Objective:
Report every line below that holds the word "Elevation".

## BEGIN

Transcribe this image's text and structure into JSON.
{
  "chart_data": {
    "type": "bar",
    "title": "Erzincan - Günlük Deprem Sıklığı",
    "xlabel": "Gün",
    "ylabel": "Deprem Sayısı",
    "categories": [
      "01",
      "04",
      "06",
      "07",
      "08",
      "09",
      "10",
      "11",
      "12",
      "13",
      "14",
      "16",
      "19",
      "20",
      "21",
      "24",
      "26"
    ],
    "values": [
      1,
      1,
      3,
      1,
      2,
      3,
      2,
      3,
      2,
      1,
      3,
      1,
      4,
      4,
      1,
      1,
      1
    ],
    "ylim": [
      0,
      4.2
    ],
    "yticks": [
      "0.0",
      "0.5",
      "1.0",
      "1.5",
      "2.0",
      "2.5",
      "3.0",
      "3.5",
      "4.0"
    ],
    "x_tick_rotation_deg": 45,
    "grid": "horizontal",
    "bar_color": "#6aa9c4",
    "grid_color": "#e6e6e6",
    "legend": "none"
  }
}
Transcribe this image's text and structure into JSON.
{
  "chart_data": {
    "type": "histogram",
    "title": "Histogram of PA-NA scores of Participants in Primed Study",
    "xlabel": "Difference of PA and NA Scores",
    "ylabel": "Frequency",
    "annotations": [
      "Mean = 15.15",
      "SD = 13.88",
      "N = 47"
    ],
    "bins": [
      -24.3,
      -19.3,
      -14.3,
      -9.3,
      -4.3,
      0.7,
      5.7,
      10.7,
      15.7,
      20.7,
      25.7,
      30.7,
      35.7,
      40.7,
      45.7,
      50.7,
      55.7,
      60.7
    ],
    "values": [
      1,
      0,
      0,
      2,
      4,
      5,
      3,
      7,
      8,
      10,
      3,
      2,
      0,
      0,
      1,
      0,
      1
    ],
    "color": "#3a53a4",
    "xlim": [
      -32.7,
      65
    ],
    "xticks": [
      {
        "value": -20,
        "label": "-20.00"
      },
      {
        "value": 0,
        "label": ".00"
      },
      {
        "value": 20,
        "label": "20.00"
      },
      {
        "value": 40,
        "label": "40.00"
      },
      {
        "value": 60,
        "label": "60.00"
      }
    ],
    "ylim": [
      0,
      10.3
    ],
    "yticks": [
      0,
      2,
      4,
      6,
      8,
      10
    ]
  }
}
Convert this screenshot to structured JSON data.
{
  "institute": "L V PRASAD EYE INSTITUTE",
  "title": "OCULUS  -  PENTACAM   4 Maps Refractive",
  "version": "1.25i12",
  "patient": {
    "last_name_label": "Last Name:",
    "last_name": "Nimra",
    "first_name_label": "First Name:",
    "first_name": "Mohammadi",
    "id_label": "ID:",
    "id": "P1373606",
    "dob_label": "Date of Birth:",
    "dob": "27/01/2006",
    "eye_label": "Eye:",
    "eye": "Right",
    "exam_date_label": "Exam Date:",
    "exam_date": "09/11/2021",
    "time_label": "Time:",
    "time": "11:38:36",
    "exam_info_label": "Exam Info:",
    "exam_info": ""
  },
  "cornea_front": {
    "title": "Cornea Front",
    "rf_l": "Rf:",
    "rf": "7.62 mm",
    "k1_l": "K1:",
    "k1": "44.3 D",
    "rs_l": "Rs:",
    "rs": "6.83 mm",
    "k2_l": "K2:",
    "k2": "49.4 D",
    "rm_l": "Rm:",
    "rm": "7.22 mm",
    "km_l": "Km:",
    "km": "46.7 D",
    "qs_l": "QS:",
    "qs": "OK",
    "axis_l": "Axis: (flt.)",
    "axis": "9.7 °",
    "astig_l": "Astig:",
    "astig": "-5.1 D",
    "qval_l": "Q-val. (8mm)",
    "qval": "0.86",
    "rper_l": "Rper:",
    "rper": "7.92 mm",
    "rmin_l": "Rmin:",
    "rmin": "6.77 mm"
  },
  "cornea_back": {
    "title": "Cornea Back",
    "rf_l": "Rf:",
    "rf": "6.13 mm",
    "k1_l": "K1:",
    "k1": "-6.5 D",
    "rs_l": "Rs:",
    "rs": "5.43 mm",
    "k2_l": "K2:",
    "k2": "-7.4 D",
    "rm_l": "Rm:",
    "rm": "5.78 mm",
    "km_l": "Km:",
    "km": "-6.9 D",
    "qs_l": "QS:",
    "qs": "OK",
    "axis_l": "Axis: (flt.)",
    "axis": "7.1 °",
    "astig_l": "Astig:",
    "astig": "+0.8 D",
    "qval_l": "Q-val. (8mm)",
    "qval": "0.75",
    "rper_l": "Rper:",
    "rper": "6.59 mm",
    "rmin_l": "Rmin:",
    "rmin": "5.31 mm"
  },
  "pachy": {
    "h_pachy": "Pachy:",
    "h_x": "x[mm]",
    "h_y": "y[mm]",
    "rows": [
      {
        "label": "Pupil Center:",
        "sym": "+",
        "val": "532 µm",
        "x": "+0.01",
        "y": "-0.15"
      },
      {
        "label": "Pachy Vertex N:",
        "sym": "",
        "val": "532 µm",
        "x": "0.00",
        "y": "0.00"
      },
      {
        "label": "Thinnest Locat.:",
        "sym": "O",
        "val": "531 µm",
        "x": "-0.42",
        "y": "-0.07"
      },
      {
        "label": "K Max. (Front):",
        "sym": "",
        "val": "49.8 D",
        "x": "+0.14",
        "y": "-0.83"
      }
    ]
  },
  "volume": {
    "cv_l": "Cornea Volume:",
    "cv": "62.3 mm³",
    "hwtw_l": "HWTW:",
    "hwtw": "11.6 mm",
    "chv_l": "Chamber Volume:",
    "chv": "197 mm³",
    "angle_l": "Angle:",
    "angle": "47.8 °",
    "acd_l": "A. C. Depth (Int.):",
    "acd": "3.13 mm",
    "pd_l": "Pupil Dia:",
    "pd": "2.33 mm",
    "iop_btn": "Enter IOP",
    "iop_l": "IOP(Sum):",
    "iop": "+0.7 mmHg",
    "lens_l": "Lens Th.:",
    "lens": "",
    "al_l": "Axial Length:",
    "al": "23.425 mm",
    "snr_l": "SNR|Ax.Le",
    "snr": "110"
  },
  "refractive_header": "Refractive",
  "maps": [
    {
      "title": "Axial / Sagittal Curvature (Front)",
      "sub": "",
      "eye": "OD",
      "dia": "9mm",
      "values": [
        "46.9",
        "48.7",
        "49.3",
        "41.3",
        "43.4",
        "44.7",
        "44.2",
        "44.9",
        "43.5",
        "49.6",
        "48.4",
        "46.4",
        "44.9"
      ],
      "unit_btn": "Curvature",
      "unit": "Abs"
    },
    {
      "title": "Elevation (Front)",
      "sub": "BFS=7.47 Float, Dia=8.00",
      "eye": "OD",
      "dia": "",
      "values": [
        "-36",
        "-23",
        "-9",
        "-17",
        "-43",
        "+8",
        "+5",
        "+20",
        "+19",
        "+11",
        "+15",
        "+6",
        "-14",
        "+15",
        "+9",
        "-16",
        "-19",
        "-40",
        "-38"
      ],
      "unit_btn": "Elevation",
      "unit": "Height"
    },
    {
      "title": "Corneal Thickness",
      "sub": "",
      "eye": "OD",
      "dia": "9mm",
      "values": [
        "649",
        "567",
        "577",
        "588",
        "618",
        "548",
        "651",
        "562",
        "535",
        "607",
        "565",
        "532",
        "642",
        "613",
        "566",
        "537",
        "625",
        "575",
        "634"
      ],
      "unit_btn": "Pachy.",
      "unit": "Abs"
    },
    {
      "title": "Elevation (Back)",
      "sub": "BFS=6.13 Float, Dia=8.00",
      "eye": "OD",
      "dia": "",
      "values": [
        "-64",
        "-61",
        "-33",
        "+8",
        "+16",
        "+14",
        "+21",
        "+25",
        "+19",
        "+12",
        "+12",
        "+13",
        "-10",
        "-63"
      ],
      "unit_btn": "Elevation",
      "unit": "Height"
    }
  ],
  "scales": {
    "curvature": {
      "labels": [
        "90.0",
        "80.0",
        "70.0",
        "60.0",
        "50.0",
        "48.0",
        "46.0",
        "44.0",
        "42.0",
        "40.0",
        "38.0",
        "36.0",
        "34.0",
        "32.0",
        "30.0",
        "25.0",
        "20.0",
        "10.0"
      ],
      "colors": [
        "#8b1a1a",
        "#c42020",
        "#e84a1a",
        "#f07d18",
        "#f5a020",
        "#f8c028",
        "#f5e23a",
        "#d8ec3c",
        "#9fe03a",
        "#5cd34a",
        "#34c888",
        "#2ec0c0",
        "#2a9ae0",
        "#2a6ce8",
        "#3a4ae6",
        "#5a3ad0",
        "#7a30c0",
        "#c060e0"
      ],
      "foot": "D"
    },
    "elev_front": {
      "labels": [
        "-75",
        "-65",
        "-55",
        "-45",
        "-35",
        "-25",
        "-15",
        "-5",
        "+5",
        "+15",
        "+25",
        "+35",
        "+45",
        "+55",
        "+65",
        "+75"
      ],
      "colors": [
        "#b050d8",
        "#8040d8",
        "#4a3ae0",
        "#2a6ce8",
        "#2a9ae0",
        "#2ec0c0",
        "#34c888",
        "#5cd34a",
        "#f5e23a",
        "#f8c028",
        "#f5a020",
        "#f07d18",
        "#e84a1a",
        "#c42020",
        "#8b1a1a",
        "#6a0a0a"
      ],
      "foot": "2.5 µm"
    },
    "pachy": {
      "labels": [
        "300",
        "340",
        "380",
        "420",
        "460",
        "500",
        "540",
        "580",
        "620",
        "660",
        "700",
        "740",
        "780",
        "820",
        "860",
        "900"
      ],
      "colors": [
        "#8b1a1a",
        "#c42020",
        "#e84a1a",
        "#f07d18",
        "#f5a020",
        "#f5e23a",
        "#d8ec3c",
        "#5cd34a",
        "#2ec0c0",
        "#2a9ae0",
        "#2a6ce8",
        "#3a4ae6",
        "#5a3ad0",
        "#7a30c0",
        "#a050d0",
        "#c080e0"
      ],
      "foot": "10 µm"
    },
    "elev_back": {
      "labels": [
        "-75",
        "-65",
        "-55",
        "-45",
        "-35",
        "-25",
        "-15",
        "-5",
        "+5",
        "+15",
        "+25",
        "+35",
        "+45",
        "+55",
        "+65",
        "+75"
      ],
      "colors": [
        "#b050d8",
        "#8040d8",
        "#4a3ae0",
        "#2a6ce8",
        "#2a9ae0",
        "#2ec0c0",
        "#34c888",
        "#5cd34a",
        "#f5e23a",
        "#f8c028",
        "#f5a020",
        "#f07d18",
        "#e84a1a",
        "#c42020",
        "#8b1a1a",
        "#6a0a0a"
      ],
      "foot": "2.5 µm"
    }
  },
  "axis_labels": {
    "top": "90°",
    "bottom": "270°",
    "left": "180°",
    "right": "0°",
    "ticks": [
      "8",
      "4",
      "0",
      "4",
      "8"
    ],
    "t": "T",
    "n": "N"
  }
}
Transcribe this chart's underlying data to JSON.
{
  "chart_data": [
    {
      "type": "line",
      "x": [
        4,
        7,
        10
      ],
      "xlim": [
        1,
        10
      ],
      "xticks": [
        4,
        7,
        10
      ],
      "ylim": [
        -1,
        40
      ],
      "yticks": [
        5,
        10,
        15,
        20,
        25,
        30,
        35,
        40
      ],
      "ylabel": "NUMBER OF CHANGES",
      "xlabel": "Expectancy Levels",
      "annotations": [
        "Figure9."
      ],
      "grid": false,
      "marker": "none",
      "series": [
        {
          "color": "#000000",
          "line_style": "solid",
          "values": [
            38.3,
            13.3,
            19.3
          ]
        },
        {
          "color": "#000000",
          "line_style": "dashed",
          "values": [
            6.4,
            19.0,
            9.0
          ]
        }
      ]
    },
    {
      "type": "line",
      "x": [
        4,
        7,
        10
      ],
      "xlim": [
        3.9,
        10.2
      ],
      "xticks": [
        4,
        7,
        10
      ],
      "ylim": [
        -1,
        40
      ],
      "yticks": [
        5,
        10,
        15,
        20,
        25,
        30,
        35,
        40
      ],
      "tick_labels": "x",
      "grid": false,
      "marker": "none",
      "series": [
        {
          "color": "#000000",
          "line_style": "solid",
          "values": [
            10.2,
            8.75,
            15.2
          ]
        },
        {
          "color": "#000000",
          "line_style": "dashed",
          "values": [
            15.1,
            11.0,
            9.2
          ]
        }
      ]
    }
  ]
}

## END

Problem solution:
      "title": "Elevation (Front)",
      "unit_btn": "Elevation",
      "title": "Elevation (Back)",
      "unit_btn": "Elevation",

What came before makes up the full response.